# [Aim]
Locate the lines where "true" occurs and copy them as they stand.

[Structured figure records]
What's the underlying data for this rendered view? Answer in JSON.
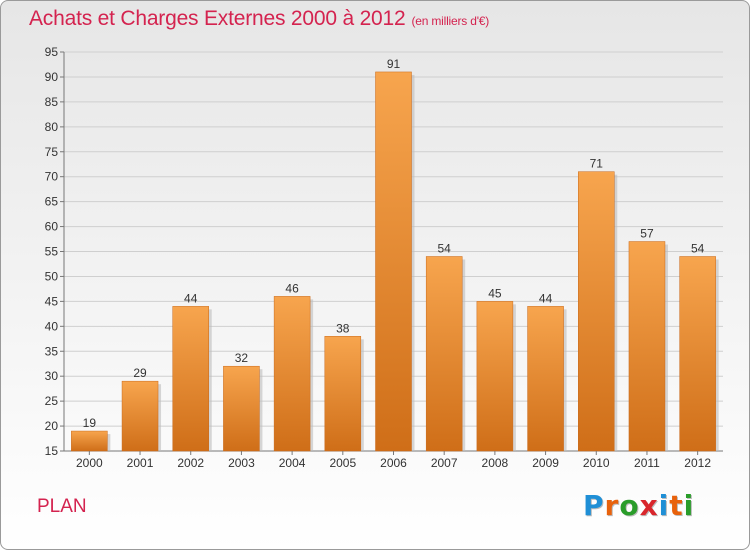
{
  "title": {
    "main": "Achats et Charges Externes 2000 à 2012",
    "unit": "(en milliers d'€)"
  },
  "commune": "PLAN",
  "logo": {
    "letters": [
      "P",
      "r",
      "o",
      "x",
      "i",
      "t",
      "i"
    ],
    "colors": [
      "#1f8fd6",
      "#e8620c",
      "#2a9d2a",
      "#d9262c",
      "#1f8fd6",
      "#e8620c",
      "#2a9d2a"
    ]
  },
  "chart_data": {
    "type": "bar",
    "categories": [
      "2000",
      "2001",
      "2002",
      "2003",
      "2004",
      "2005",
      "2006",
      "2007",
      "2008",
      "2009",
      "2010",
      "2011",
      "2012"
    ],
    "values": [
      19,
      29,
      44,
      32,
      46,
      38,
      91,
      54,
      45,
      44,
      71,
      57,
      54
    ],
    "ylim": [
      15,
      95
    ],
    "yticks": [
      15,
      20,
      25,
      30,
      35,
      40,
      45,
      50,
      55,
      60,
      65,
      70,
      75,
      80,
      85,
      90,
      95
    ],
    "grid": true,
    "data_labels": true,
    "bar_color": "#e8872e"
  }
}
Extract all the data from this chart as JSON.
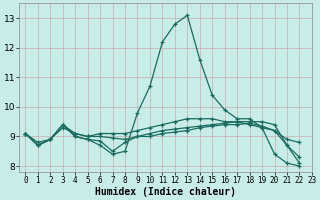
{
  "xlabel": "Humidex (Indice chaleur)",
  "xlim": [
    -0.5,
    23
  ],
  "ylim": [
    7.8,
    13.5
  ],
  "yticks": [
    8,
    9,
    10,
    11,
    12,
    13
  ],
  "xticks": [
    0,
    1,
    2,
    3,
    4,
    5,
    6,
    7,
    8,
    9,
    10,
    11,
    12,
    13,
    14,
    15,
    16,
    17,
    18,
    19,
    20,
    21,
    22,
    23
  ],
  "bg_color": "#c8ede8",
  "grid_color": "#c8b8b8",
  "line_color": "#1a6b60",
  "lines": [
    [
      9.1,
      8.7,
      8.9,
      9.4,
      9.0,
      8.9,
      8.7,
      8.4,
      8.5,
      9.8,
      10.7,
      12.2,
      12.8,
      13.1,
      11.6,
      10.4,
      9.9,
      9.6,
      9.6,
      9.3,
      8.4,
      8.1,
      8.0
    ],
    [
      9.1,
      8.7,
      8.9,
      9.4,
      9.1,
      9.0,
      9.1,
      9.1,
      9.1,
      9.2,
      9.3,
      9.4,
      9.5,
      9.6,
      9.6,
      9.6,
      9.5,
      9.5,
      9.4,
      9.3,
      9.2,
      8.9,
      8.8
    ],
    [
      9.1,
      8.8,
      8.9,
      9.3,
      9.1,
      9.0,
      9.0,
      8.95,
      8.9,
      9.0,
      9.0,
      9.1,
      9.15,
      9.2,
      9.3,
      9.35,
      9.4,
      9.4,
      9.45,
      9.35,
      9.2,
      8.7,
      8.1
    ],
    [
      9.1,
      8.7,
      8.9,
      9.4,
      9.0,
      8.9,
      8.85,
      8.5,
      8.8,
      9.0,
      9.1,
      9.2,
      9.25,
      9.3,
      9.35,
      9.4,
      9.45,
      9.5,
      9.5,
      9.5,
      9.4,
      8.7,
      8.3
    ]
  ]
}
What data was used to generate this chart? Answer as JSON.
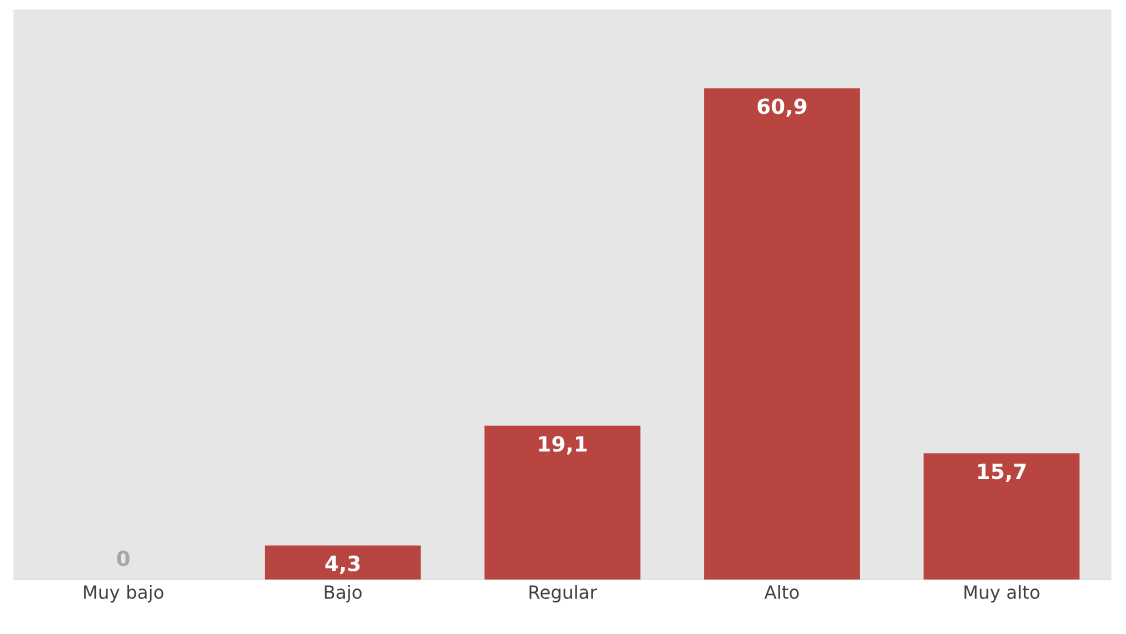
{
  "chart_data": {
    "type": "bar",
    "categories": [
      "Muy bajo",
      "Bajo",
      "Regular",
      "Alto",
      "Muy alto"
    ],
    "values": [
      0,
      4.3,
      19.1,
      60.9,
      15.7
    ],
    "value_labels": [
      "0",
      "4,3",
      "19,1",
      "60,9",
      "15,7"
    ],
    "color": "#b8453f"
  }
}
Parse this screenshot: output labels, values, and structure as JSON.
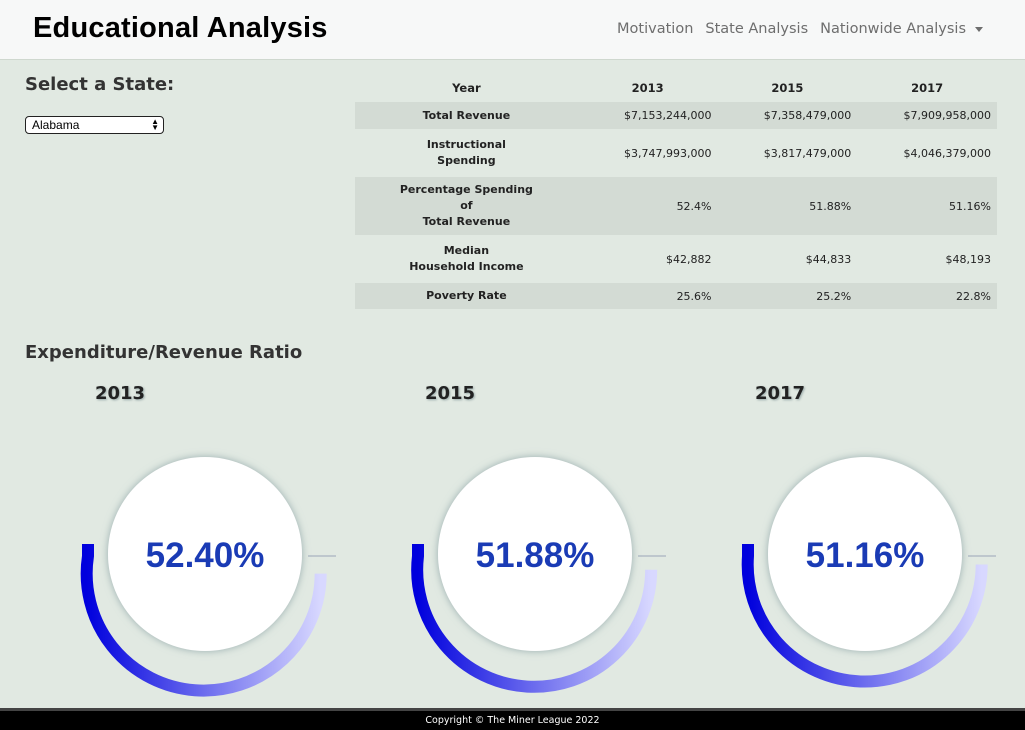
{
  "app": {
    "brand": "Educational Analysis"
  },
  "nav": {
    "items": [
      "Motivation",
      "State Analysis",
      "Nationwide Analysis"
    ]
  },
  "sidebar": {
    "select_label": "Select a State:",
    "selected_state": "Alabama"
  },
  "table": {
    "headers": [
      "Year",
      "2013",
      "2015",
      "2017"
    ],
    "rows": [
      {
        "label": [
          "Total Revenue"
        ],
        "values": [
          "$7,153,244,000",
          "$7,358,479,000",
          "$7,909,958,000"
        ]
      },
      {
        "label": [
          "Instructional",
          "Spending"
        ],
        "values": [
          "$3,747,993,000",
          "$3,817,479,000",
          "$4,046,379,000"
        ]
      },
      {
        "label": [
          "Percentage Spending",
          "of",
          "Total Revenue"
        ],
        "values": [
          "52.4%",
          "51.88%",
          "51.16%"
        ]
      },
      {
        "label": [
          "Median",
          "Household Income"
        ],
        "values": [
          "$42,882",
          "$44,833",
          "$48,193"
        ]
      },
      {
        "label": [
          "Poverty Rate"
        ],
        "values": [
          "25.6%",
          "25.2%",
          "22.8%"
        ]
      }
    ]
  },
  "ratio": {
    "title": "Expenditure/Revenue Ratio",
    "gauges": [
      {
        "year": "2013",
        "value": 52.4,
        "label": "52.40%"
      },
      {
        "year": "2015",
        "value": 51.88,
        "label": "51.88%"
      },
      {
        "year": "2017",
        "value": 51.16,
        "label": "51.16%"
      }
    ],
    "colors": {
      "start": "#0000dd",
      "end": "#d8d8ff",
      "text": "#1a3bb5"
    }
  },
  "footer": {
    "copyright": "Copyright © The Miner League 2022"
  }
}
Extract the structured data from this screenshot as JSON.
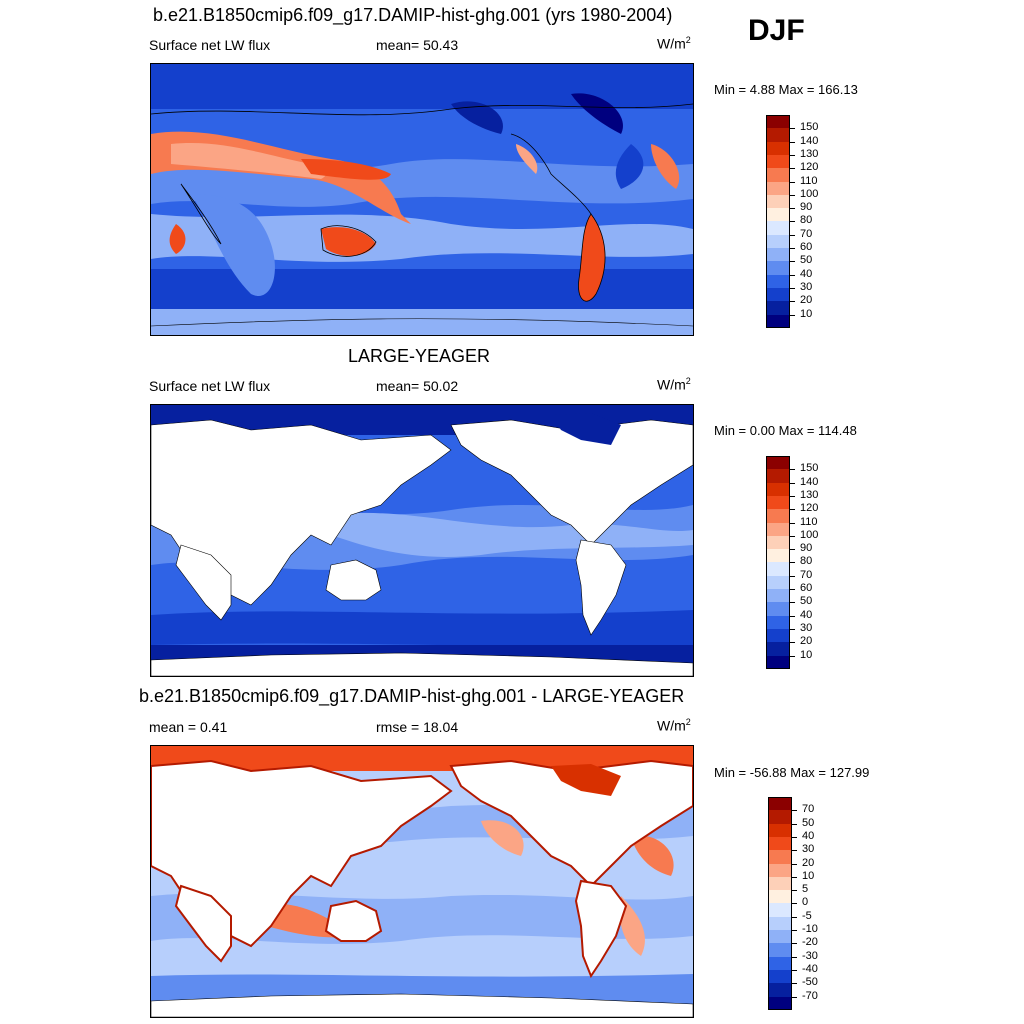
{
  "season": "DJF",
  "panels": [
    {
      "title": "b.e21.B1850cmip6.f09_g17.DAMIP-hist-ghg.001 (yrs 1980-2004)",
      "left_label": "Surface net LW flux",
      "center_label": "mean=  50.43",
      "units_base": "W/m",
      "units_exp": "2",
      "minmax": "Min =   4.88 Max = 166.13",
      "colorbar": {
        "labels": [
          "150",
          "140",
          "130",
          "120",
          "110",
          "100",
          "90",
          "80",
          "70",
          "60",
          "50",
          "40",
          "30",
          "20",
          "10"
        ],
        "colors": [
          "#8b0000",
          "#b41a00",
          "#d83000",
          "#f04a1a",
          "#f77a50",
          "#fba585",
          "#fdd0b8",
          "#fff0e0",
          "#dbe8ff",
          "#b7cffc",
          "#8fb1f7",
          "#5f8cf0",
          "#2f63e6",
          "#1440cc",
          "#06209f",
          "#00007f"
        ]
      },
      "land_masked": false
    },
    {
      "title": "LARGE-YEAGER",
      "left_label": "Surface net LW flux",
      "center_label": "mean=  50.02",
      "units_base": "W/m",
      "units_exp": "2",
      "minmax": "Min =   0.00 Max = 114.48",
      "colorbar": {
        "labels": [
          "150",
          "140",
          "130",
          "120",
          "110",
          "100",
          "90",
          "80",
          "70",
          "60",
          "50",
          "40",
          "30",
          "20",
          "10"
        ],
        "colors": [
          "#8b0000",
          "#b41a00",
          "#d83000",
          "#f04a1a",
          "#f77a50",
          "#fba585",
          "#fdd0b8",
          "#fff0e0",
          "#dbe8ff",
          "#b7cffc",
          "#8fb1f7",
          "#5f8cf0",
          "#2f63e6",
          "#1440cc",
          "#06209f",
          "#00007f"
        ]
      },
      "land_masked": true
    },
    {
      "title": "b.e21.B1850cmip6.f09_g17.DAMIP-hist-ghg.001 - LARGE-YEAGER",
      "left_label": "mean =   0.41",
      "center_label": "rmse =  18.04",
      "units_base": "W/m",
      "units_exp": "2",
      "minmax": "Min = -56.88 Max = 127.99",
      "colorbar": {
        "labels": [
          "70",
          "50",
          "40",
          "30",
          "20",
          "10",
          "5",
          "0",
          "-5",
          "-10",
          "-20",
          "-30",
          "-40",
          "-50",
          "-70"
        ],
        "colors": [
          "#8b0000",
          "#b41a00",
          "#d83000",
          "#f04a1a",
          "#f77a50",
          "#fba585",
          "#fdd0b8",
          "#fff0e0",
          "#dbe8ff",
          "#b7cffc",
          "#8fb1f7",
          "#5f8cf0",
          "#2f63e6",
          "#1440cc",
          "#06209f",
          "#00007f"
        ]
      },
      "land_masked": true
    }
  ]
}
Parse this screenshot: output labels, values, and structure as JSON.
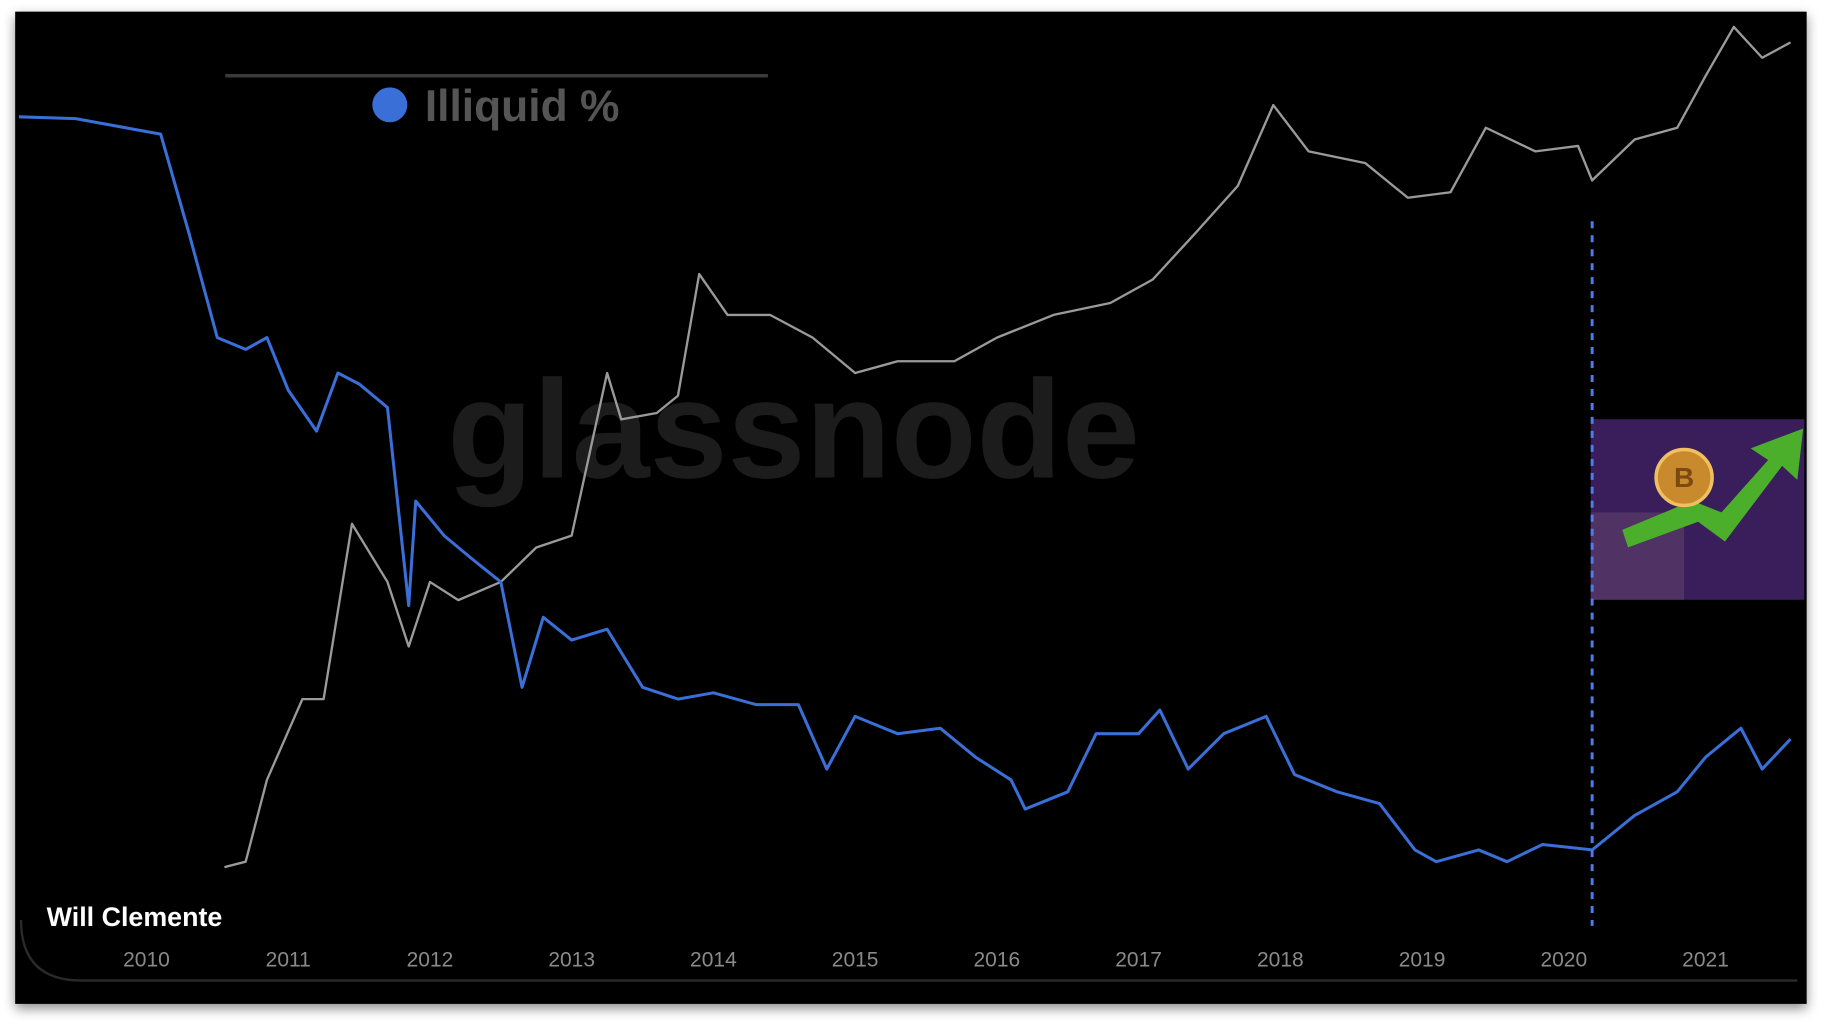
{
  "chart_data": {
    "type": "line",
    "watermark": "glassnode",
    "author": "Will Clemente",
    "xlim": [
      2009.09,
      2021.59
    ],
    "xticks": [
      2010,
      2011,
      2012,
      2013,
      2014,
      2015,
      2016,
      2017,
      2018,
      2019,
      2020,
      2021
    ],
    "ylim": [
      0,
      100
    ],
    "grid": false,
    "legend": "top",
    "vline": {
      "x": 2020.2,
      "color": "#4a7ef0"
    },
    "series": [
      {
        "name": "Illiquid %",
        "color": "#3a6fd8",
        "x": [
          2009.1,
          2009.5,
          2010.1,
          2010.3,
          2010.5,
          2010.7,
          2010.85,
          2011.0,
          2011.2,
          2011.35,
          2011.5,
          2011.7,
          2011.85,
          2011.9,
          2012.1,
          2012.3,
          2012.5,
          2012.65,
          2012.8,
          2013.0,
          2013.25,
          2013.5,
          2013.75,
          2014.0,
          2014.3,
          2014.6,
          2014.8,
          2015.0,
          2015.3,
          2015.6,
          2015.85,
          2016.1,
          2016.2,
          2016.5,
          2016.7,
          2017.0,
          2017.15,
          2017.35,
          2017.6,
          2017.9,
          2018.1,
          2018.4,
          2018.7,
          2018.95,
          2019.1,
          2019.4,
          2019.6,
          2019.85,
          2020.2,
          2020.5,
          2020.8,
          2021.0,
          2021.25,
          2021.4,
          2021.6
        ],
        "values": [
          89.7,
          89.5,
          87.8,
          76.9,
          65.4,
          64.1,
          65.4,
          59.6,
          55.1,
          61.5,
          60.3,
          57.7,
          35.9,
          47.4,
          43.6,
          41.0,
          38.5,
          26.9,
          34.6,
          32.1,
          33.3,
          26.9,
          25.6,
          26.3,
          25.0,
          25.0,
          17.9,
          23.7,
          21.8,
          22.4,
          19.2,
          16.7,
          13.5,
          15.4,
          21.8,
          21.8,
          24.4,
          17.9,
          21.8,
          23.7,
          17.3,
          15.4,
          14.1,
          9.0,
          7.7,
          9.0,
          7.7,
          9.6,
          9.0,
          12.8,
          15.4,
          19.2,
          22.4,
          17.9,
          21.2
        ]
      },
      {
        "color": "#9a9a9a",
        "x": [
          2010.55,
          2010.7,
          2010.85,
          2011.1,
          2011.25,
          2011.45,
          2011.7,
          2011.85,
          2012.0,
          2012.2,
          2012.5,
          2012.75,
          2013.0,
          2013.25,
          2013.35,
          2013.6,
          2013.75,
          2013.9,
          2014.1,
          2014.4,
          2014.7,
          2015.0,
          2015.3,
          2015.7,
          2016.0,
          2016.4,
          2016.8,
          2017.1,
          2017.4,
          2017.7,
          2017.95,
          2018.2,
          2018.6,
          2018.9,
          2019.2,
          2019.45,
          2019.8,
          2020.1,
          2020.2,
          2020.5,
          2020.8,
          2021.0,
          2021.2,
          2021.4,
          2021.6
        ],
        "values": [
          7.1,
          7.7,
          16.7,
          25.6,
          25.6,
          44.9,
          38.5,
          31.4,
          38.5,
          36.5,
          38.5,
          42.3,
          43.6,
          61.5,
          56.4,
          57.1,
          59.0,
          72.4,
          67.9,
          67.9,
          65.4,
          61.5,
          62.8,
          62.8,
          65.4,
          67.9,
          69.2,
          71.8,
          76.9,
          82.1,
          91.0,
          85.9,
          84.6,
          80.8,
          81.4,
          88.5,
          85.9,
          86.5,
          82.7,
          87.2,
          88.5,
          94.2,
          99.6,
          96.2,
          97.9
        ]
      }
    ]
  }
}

# [Solved exercise]
    "grid": true,
    "data_labels": true,
      "land_masked": true
      "land_masked": true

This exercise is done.